Stated problem: Transcribe the whole listing below without changing a word, but leave out every image.

------------

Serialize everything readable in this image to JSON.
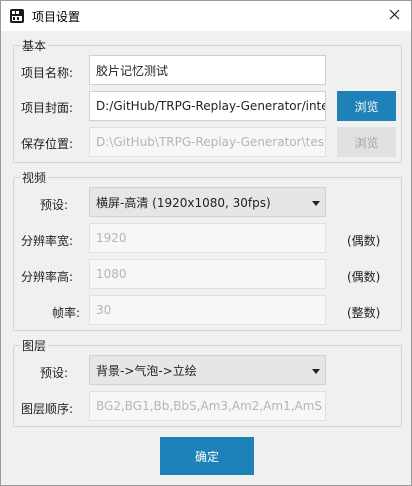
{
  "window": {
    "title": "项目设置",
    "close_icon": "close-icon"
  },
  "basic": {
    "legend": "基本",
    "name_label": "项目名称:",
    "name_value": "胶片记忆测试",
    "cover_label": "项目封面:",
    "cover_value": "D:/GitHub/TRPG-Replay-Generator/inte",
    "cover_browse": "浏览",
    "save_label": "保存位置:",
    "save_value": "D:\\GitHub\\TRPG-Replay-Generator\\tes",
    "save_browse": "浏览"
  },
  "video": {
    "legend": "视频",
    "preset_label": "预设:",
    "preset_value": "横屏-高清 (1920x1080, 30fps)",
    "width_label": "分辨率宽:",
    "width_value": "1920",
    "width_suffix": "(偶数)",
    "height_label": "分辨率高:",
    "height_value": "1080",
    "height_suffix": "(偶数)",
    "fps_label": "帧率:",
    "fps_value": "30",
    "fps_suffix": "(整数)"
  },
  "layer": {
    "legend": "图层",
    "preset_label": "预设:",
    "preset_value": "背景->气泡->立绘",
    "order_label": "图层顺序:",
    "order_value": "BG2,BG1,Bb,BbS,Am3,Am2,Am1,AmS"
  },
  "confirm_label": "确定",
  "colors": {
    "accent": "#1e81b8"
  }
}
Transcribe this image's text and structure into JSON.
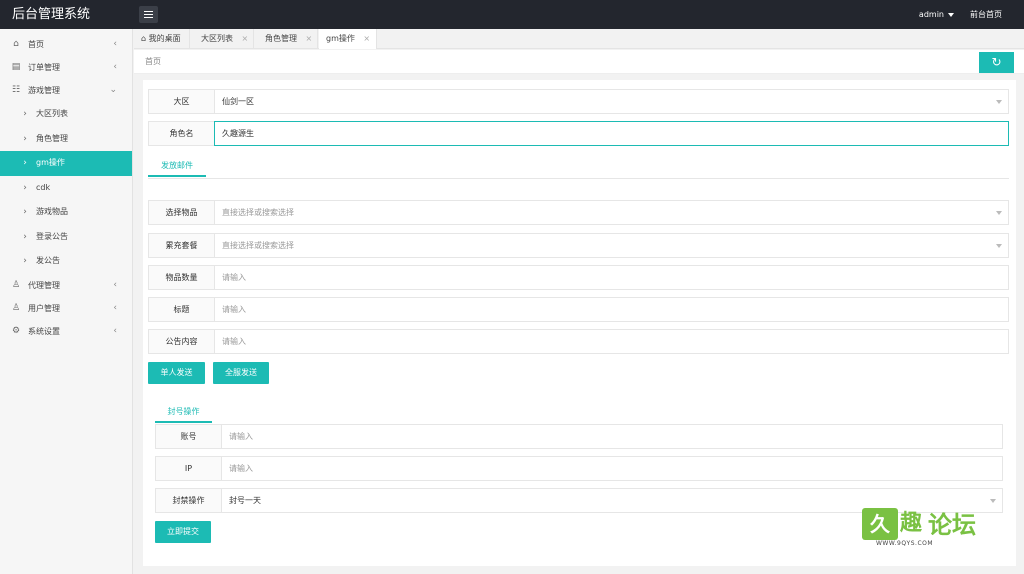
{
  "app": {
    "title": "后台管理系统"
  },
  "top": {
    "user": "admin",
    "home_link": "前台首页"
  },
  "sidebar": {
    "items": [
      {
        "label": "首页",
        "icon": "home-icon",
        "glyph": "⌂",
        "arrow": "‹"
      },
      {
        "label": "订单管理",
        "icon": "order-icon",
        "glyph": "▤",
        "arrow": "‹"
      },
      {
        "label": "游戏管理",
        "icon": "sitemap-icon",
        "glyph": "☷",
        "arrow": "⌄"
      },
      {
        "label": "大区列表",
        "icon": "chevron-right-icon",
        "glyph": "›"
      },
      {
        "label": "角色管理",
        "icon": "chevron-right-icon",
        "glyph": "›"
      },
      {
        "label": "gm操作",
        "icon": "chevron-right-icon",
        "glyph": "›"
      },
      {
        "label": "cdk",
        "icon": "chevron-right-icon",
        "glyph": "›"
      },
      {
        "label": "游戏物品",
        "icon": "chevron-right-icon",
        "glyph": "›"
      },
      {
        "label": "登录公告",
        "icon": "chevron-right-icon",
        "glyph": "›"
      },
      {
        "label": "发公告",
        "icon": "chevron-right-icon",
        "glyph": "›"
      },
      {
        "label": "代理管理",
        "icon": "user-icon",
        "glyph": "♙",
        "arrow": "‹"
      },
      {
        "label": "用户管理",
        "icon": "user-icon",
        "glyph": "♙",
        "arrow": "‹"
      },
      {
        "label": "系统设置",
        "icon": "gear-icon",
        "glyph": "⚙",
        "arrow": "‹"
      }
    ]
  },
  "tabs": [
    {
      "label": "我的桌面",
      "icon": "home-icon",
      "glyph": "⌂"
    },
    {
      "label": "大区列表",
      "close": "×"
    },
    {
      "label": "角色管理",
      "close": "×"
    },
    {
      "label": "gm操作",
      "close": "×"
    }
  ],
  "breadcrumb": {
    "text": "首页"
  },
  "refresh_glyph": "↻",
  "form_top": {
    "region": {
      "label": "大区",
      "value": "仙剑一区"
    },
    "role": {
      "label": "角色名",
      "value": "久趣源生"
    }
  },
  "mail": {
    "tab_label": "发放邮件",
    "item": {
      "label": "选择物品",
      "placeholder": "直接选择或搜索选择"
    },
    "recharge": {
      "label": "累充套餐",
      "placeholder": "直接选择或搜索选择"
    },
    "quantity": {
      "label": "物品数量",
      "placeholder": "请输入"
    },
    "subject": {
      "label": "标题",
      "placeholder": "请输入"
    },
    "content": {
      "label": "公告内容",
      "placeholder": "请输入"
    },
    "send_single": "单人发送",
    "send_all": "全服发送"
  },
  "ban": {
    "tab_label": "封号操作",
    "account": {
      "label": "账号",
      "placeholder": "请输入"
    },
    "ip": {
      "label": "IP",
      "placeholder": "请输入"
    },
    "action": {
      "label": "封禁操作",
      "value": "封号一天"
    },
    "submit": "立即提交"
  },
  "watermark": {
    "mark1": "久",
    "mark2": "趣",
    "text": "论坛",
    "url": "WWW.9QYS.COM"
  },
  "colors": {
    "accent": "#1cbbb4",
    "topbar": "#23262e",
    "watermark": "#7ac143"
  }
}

------------

Worked answer:
Serialize everything readable in this image to JSON.
{
  "window": {
    "title": "项目设置",
    "close_icon": "close-icon"
  },
  "basic": {
    "legend": "基本",
    "name_label": "项目名称:",
    "name_value": "胶片记忆测试",
    "cover_label": "项目封面:",
    "cover_value": "D:/GitHub/TRPG-Replay-Generator/inte",
    "cover_browse": "浏览",
    "save_label": "保存位置:",
    "save_value": "D:\\GitHub\\TRPG-Replay-Generator\\tes",
    "save_browse": "浏览"
  },
  "video": {
    "legend": "视频",
    "preset_label": "预设:",
    "preset_value": "横屏-高清 (1920x1080, 30fps)",
    "width_label": "分辨率宽:",
    "width_value": "1920",
    "width_suffix": "(偶数)",
    "height_label": "分辨率高:",
    "height_value": "1080",
    "height_suffix": "(偶数)",
    "fps_label": "帧率:",
    "fps_value": "30",
    "fps_suffix": "(整数)"
  },
  "layer": {
    "legend": "图层",
    "preset_label": "预设:",
    "preset_value": "背景->气泡->立绘",
    "order_label": "图层顺序:",
    "order_value": "BG2,BG1,Bb,BbS,Am3,Am2,Am1,AmS"
  },
  "confirm_label": "确定",
  "colors": {
    "accent": "#1e81b8"
  }
}
Transcribe this image's text and structure into JSON.
{
  "app": {
    "title": "后台管理系统"
  },
  "top": {
    "user": "admin",
    "home_link": "前台首页"
  },
  "sidebar": {
    "items": [
      {
        "label": "首页",
        "icon": "home-icon",
        "glyph": "⌂",
        "arrow": "‹"
      },
      {
        "label": "订单管理",
        "icon": "order-icon",
        "glyph": "▤",
        "arrow": "‹"
      },
      {
        "label": "游戏管理",
        "icon": "sitemap-icon",
        "glyph": "☷",
        "arrow": "⌄"
      },
      {
        "label": "大区列表",
        "icon": "chevron-right-icon",
        "glyph": "›"
      },
      {
        "label": "角色管理",
        "icon": "chevron-right-icon",
        "glyph": "›"
      },
      {
        "label": "gm操作",
        "icon": "chevron-right-icon",
        "glyph": "›"
      },
      {
        "label": "cdk",
        "icon": "chevron-right-icon",
        "glyph": "›"
      },
      {
        "label": "游戏物品",
        "icon": "chevron-right-icon",
        "glyph": "›"
      },
      {
        "label": "登录公告",
        "icon": "chevron-right-icon",
        "glyph": "›"
      },
      {
        "label": "发公告",
        "icon": "chevron-right-icon",
        "glyph": "›"
      },
      {
        "label": "代理管理",
        "icon": "user-icon",
        "glyph": "♙",
        "arrow": "‹"
      },
      {
        "label": "用户管理",
        "icon": "user-icon",
        "glyph": "♙",
        "arrow": "‹"
      },
      {
        "label": "系统设置",
        "icon": "gear-icon",
        "glyph": "⚙",
        "arrow": "‹"
      }
    ]
  },
  "tabs": [
    {
      "label": "我的桌面",
      "icon": "home-icon",
      "glyph": "⌂"
    },
    {
      "label": "大区列表",
      "close": "×"
    },
    {
      "label": "角色管理",
      "close": "×"
    },
    {
      "label": "gm操作",
      "close": "×"
    }
  ],
  "breadcrumb": {
    "text": "首页"
  },
  "refresh_glyph": "↻",
  "form_top": {
    "region": {
      "label": "大区",
      "value": "仙剑一区"
    },
    "role": {
      "label": "角色名",
      "value": "久趣源生"
    }
  },
  "mail": {
    "tab_label": "发放邮件",
    "item": {
      "label": "选择物品",
      "placeholder": "直接选择或搜索选择"
    },
    "recharge": {
      "label": "累充套餐",
      "placeholder": "直接选择或搜索选择"
    },
    "quantity": {
      "label": "物品数量",
      "placeholder": "请输入"
    },
    "subject": {
      "label": "标题",
      "placeholder": "请输入"
    },
    "content": {
      "label": "公告内容",
      "placeholder": "请输入"
    },
    "send_single": "单人发送",
    "send_all": "全服发送"
  },
  "ban": {
    "tab_label": "封号操作",
    "account": {
      "label": "账号",
      "placeholder": "请输入"
    },
    "ip": {
      "label": "IP",
      "placeholder": "请输入"
    },
    "action": {
      "label": "封禁操作",
      "value": "封号一天"
    },
    "submit": "立即提交"
  },
  "watermark": {
    "mark1": "久",
    "mark2": "趣",
    "text": "论坛",
    "url": "WWW.9QYS.COM"
  },
  "colors": {
    "accent": "#1cbbb4",
    "topbar": "#23262e",
    "watermark": "#7ac143"
  }
}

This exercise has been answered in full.